_REQUIREMENT_: Every entry must be copied word for word.

-- start of INPUT RECORDS --

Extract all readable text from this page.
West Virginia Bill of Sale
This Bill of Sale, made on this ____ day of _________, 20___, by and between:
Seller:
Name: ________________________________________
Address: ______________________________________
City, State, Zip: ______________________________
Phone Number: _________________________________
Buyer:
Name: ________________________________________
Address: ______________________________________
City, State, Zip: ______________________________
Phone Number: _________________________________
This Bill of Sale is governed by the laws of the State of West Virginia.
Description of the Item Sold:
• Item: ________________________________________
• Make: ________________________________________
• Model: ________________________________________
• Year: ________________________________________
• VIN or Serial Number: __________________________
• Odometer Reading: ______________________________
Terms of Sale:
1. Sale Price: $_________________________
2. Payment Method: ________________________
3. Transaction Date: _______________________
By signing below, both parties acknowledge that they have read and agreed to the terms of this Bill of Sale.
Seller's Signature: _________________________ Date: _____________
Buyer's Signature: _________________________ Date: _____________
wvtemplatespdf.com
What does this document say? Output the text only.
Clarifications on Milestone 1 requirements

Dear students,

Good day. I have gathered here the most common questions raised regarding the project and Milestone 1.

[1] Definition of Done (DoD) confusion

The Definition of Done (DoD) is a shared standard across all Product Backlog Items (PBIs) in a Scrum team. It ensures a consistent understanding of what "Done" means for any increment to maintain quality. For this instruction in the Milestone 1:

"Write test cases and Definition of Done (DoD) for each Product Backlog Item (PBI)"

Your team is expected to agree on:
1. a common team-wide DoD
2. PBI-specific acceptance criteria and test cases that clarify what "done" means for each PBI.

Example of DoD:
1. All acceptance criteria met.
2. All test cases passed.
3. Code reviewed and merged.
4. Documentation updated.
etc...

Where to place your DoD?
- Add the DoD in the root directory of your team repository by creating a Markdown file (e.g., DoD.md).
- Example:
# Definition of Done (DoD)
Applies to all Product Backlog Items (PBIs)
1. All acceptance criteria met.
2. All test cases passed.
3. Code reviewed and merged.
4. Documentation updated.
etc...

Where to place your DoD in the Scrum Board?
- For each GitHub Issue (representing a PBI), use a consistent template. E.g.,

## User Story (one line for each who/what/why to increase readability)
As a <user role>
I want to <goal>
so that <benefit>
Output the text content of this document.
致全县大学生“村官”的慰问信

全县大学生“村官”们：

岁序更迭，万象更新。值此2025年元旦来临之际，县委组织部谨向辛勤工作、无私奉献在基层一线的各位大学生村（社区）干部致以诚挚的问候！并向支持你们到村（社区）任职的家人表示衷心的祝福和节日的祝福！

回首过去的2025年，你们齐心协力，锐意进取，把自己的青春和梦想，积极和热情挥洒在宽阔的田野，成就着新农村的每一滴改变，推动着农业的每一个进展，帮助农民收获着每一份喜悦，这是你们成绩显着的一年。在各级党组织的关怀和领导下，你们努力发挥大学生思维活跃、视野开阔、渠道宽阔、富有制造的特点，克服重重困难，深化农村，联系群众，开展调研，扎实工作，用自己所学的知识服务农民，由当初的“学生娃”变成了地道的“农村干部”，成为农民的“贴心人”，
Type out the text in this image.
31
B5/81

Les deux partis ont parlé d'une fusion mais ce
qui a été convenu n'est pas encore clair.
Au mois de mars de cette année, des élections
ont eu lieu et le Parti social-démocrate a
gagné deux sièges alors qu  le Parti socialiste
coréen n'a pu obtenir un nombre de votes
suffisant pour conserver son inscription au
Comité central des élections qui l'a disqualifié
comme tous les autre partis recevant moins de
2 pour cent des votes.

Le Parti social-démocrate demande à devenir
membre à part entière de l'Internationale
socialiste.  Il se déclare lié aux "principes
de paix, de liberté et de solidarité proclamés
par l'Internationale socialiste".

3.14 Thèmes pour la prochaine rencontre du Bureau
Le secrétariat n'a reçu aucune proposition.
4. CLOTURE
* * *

-- end of INPUT RECORDS --

_TASK OUTPUT_:
Extract all readable text from this page.
West Virginia Bill of Sale
This Bill of Sale, made on this ____ day of _________, 20___, by and between:
Seller:
Name: ________________________________________
Address: ______________________________________
City, State, Zip: ______________________________
Phone Number: _________________________________
Buyer:
Name: ________________________________________
Address: ______________________________________
City, State, Zip: ______________________________
Phone Number: _________________________________
This Bill of Sale is governed by the laws of the State of West Virginia.
Description of the Item Sold:
• Item: ________________________________________
• Make: ________________________________________
• Model: ________________________________________
• Year: ________________________________________
• VIN or Serial Number: __________________________
• Odometer Reading: ______________________________
Terms of Sale:
1. Sale Price: $_________________________
2. Payment Method: ________________________
3. Transaction Date: _______________________
By signing below, both parties acknowledge that they have read and agreed to the terms of this Bill of Sale.
Seller's Signature: _________________________ Date: _____________
Buyer's Signature: _________________________ Date: _____________
wvtemplatespdf.com
What does this document say? Output the text only.
Clarifications on Milestone 1 requirements

Dear students,

Good day. I have gathered here the most common questions raised regarding the project and Milestone 1.

[1] Definition of Done (DoD) confusion

The Definition of Done (DoD) is a shared standard across all Product Backlog Items (PBIs) in a Scrum team. It ensures a consistent understanding of what "Done" means for any increment to maintain quality. For this instruction in the Milestone 1:

"Write test cases and Definition of Done (DoD) for each Product Backlog Item (PBI)"

Your team is expected to agree on:
1. a common team-wide DoD
2. PBI-specific acceptance criteria and test cases that clarify what "done" means for each PBI.

Example of DoD:
1. All acceptance criteria met.
2. All test cases passed.
3. Code reviewed and merged.
4. Documentation updated.
etc...

Where to place your DoD?
- Add the DoD in the root directory of your team repository by creating a Markdown file (e.g., DoD.md).
- Example:
# Definition of Done (DoD)
Applies to all Product Backlog Items (PBIs)
1. All acceptance criteria met.
2. All test cases passed.
3. Code reviewed and merged.
4. Documentation updated.
etc...

Where to place your DoD in the Scrum Board?
- For each GitHub Issue (representing a PBI), use a consistent template. E.g.,

## User Story (one line for each who/what/why to increase readability)
As a <user role>
I want to <goal>
so that <benefit>
Output the text content of this document.
致全县大学生“村官”的慰问信

全县大学生“村官”们：

岁序更迭，万象更新。值此2025年元旦来临之际，县委组织部谨向辛勤工作、无私奉献在基层一线的各位大学生村（社区）干部致以诚挚的问候！并向支持你们到村（社区）任职的家人表示衷心的祝福和节日的祝福！

回首过去的2025年，你们齐心协力，锐意进取，把自己的青春和梦想，积极和热情挥洒在宽阔的田野，成就着新农村的每一滴改变，推动着农业的每一个进展，帮助农民收获着每一份喜悦，这是你们成绩显着的一年。在各级党组织的关怀和领导下，你们努力发挥大学生思维活跃、视野开阔、渠道宽阔、富有制造的特点，克服重重困难，深化农村，联系群众，开展调研，扎实工作，用自己所学的知识服务农民，由当初的“学生娃”变成了地道的“农村干部”，成为农民的“贴心人”，
Type out the text in this image.
31
B5/81

Les deux partis ont parlé d'une fusion mais ce
qui a été convenu n'est pas encore clair.
Au mois de mars de cette année, des élections
ont eu lieu et le Parti social-démocrate a
gagné deux sièges alors qu  le Parti socialiste
coréen n'a pu obtenir un nombre de votes
suffisant pour conserver son inscription au
Comité central des élections qui l'a disqualifié
comme tous les autre partis recevant moins de
2 pour cent des votes.

Le Parti social-démocrate demande à devenir
membre à part entière de l'Internationale
socialiste.  Il se déclare lié aux "principes
de paix, de liberté et de solidarité proclamés
par l'Internationale socialiste".

3.14 Thèmes pour la prochaine rencontre du Bureau
Le secrétariat n'a reçu aucune proposition.
4. CLOTURE
* * *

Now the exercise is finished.